### Aim of the task
Copy out each line featuring the string "name" from the entries beneath.

### Supplied information

(begin)

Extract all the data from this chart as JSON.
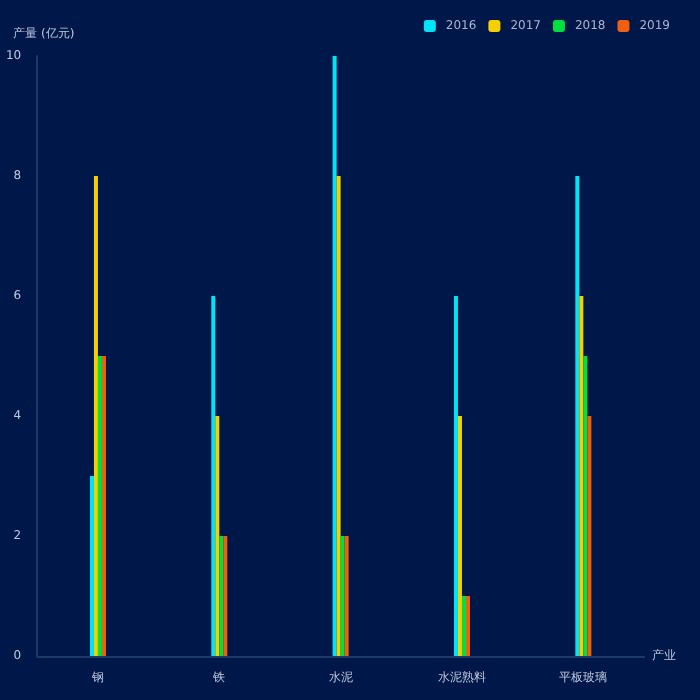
{
  "chart_data": {
    "type": "bar",
    "ylabel": "产量 (亿元)",
    "xlabel": "产业",
    "categories": [
      "钢",
      "铁",
      "水泥",
      "水泥熟料",
      "平板玻璃"
    ],
    "series": [
      {
        "name": "2016",
        "color": "#00e5f5",
        "values": [
          3,
          6,
          10,
          6,
          8
        ]
      },
      {
        "name": "2017",
        "color": "#f5d000",
        "values": [
          8,
          4,
          8,
          4,
          6
        ]
      },
      {
        "name": "2018",
        "color": "#00e040",
        "values": [
          5,
          2,
          2,
          1,
          5
        ]
      },
      {
        "name": "2019",
        "color": "#f06010",
        "values": [
          5,
          2,
          2,
          1,
          4
        ]
      }
    ],
    "ylim": [
      0,
      10
    ],
    "yticks": [
      0,
      2,
      4,
      6,
      8,
      10
    ],
    "grid": false,
    "legend": "top right"
  }
}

(end)

### The completed task
        "name": "2016",
        "name": "2017",
        "name": "2018",
        "name": "2019",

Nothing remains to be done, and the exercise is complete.